Data section:
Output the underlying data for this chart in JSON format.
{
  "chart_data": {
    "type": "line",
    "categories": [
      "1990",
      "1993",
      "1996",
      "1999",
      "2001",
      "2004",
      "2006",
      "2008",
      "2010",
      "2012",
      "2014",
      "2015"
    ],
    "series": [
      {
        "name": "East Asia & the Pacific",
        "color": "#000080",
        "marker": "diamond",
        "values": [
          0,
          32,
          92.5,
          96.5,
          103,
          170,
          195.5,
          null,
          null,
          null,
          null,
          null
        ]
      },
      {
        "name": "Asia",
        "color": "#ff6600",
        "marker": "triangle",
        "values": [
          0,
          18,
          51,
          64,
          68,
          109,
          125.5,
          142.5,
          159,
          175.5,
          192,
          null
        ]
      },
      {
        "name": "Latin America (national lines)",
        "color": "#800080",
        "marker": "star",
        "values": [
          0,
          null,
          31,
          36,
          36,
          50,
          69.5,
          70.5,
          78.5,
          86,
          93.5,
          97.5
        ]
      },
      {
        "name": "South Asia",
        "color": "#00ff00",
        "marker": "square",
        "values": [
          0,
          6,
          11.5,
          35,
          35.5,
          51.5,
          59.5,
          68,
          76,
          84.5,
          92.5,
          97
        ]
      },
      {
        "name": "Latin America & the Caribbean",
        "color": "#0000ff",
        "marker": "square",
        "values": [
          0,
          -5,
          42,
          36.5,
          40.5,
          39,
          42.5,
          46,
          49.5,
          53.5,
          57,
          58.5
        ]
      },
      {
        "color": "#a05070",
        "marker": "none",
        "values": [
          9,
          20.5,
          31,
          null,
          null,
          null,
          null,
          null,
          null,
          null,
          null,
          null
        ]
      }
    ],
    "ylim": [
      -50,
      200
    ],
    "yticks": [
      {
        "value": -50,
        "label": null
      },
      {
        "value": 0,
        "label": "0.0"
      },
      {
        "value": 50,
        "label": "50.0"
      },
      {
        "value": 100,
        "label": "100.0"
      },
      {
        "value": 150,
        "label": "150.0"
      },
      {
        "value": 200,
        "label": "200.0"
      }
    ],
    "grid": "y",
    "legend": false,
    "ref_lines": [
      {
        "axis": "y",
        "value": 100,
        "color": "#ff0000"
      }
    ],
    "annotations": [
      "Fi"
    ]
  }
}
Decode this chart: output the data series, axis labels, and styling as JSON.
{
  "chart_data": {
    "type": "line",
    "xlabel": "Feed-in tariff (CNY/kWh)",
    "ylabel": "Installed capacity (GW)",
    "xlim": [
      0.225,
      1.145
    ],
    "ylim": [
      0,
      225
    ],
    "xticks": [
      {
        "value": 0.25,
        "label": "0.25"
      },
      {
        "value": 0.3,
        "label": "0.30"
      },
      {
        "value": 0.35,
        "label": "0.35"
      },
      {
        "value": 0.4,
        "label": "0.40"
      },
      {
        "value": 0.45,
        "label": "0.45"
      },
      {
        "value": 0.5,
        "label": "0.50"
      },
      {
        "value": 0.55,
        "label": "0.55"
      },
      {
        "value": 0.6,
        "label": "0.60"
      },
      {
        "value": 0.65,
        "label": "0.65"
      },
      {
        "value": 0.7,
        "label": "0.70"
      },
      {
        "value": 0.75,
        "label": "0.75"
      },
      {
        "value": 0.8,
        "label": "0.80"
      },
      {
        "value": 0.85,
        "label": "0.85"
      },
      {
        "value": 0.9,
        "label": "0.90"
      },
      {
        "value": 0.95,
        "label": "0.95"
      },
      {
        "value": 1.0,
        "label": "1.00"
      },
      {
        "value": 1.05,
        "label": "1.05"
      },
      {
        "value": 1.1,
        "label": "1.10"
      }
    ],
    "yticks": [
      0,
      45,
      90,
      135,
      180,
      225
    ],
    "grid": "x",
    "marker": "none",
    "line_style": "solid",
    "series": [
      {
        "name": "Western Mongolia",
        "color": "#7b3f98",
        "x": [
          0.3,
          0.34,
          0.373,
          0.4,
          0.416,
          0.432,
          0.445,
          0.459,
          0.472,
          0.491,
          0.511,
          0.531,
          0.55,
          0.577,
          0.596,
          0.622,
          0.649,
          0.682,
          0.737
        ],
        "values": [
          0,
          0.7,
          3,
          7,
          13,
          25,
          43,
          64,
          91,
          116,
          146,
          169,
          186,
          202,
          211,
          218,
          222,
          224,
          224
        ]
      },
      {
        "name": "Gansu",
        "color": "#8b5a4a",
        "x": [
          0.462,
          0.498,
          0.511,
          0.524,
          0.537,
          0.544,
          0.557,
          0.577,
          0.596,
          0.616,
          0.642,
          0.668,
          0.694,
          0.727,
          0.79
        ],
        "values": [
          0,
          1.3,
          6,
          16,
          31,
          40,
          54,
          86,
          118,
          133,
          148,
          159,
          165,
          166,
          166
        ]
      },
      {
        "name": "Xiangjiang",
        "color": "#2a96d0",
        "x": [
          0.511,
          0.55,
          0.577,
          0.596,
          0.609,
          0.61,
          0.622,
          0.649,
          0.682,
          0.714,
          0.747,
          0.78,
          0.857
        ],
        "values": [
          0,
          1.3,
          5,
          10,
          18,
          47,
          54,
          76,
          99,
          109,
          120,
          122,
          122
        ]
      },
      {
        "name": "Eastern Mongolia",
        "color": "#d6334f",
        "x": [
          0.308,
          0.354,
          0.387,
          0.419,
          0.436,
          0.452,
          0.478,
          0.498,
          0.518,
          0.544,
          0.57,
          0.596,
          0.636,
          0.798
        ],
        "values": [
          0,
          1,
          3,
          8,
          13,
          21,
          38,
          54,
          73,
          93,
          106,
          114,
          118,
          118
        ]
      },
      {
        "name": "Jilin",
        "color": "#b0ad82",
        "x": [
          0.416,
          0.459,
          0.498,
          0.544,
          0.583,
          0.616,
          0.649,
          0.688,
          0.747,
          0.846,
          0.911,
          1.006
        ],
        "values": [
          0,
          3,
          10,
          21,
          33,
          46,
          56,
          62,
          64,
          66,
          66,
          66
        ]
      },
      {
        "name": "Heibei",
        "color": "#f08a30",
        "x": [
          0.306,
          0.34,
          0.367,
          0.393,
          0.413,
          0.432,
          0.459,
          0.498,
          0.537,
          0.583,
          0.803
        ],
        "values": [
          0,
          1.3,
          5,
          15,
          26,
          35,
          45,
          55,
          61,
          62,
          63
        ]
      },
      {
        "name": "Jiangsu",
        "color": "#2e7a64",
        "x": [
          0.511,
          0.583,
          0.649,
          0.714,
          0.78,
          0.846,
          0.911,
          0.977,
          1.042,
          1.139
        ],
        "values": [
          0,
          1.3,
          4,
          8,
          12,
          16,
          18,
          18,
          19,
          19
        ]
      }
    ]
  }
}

Requirements:
All lines in the data that contain the word "Asia" should be copied.

Full answer:
        "name": "East Asia & the Pacific",
        "name": "Asia",
        "name": "South Asia",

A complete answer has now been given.